Provided data:
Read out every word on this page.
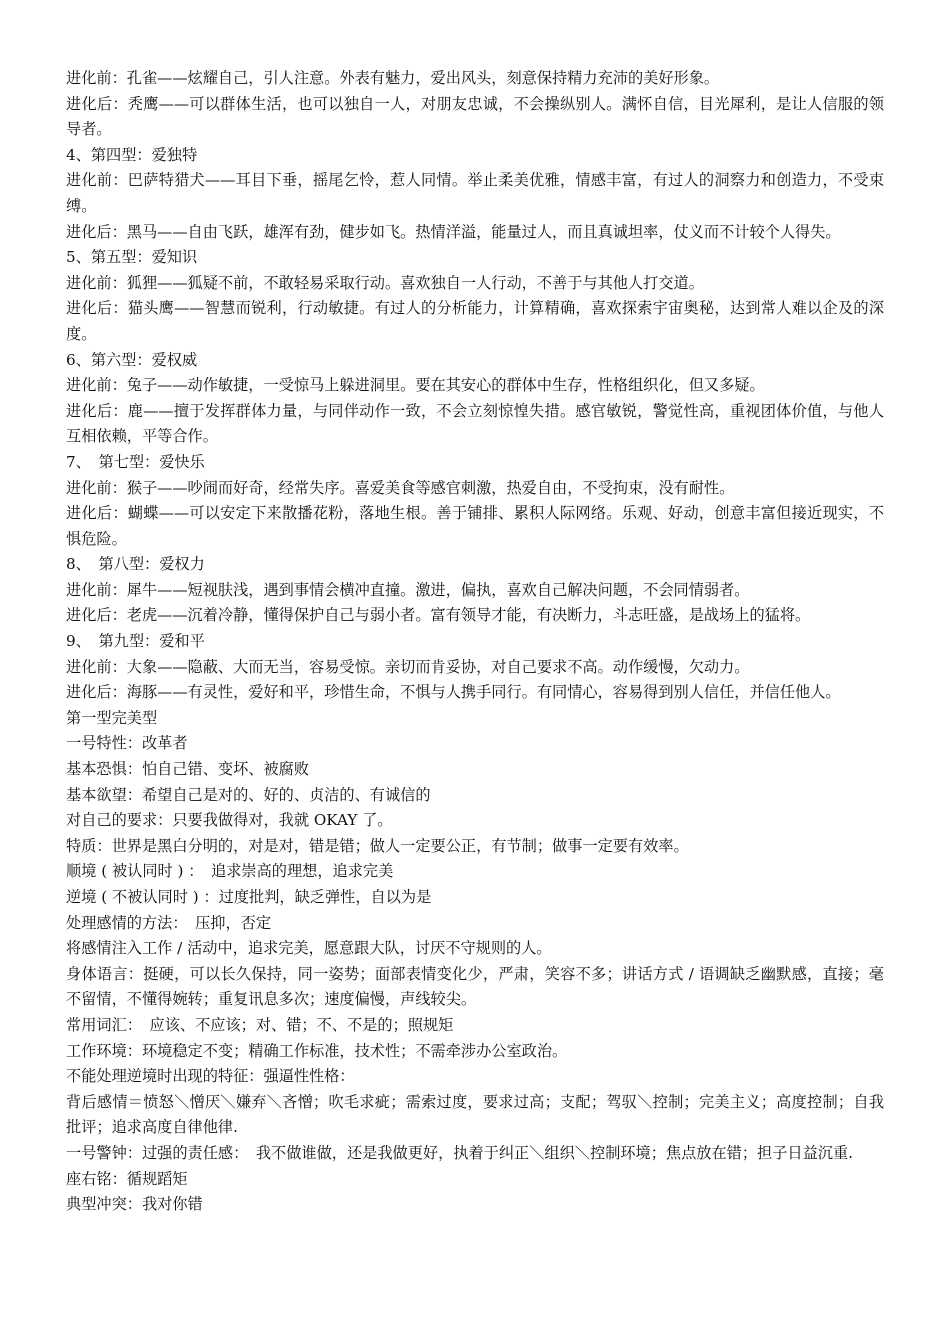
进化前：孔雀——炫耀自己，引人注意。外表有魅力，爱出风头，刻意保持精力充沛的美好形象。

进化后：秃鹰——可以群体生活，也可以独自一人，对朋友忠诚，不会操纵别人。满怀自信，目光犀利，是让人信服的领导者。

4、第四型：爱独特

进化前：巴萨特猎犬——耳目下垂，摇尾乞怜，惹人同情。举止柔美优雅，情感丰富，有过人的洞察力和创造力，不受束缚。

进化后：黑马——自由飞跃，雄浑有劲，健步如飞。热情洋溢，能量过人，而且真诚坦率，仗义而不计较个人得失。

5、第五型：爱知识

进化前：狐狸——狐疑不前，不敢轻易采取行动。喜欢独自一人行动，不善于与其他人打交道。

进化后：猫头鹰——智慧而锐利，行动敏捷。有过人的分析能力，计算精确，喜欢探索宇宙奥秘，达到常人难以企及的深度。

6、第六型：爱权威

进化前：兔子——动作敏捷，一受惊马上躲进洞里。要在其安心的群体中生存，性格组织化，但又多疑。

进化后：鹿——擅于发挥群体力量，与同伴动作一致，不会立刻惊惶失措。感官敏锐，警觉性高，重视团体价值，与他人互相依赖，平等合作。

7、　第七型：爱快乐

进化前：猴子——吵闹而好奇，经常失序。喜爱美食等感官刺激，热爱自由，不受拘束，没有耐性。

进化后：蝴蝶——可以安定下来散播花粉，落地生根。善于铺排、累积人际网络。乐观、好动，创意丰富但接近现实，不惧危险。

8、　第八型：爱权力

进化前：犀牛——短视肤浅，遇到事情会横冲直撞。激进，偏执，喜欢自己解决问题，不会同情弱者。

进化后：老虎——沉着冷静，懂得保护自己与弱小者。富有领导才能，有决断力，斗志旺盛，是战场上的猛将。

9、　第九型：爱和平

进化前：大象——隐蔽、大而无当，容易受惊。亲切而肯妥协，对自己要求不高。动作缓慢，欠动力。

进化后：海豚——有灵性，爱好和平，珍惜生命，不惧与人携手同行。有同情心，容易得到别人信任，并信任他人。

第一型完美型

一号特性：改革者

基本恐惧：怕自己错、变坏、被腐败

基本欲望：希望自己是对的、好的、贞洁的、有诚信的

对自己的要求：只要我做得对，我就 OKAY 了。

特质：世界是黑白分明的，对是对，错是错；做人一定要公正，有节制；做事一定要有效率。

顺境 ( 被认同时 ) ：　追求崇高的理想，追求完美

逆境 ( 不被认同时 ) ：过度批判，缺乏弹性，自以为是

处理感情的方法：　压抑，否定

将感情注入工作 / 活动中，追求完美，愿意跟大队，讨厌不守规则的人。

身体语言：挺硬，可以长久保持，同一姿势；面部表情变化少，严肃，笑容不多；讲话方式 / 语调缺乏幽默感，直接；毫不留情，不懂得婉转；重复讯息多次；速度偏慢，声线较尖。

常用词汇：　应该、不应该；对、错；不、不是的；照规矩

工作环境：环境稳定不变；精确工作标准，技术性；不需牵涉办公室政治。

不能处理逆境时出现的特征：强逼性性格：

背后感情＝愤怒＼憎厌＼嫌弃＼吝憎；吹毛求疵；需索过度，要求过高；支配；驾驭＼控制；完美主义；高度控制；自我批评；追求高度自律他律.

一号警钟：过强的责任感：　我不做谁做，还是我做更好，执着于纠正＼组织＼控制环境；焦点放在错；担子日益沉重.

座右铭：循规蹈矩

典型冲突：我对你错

Brief:
Reproduce each line exactly as it appears, omitting the pictures.

Result of this task:
Read out every word on this page.
进化前：孔雀——炫耀自己，引人注意。外表有魅力，爱出风头，刻意保持精力充沛的美好形象。

进化后：秃鹰——可以群体生活，也可以独自一人，对朋友忠诚，不会操纵别人。满怀自信，目光犀利，是让人信服的领导者。

4、第四型：爱独特

进化前：巴萨特猎犬——耳目下垂，摇尾乞怜，惹人同情。举止柔美优雅，情感丰富，有过人的洞察力和创造力，不受束缚。

进化后：黑马——自由飞跃，雄浑有劲，健步如飞。热情洋溢，能量过人，而且真诚坦率，仗义而不计较个人得失。

5、第五型：爱知识

进化前：狐狸——狐疑不前，不敢轻易采取行动。喜欢独自一人行动，不善于与其他人打交道。

进化后：猫头鹰——智慧而锐利，行动敏捷。有过人的分析能力，计算精确，喜欢探索宇宙奥秘，达到常人难以企及的深度。

6、第六型：爱权威

进化前：兔子——动作敏捷，一受惊马上躲进洞里。要在其安心的群体中生存，性格组织化，但又多疑。

进化后：鹿——擅于发挥群体力量，与同伴动作一致，不会立刻惊惶失措。感官敏锐，警觉性高，重视团体价值，与他人互相依赖，平等合作。

7、　第七型：爱快乐

进化前：猴子——吵闹而好奇，经常失序。喜爱美食等感官刺激，热爱自由，不受拘束，没有耐性。

进化后：蝴蝶——可以安定下来散播花粉，落地生根。善于铺排、累积人际网络。乐观、好动，创意丰富但接近现实，不惧危险。

8、　第八型：爱权力

进化前：犀牛——短视肤浅，遇到事情会横冲直撞。激进，偏执，喜欢自己解决问题，不会同情弱者。

进化后：老虎——沉着冷静，懂得保护自己与弱小者。富有领导才能，有决断力，斗志旺盛，是战场上的猛将。

9、　第九型：爱和平

进化前：大象——隐蔽、大而无当，容易受惊。亲切而肯妥协，对自己要求不高。动作缓慢，欠动力。

进化后：海豚——有灵性，爱好和平，珍惜生命，不惧与人携手同行。有同情心，容易得到别人信任，并信任他人。

第一型完美型

一号特性：改革者

基本恐惧：怕自己错、变坏、被腐败

基本欲望：希望自己是对的、好的、贞洁的、有诚信的

对自己的要求：只要我做得对，我就 OKAY 了。

特质：世界是黑白分明的，对是对，错是错；做人一定要公正，有节制；做事一定要有效率。

顺境 ( 被认同时 ) ：　追求崇高的理想，追求完美

逆境 ( 不被认同时 ) ：过度批判，缺乏弹性，自以为是

处理感情的方法：　压抑，否定

将感情注入工作 / 活动中，追求完美，愿意跟大队，讨厌不守规则的人。

身体语言：挺硬，可以长久保持，同一姿势；面部表情变化少，严肃，笑容不多；讲话方式 / 语调缺乏幽默感，直接；毫不留情，不懂得婉转；重复讯息多次；速度偏慢，声线较尖。

常用词汇：　应该、不应该；对、错；不、不是的；照规矩

工作环境：环境稳定不变；精确工作标准，技术性；不需牵涉办公室政治。

不能处理逆境时出现的特征：强逼性性格：

背后感情＝愤怒＼憎厌＼嫌弃＼吝憎；吹毛求疵；需索过度，要求过高；支配；驾驭＼控制；完美主义；高度控制；自我批评；追求高度自律他律.

一号警钟：过强的责任感：　我不做谁做，还是我做更好，执着于纠正＼组织＼控制环境；焦点放在错；担子日益沉重.

座右铭：循规蹈矩

典型冲突：我对你错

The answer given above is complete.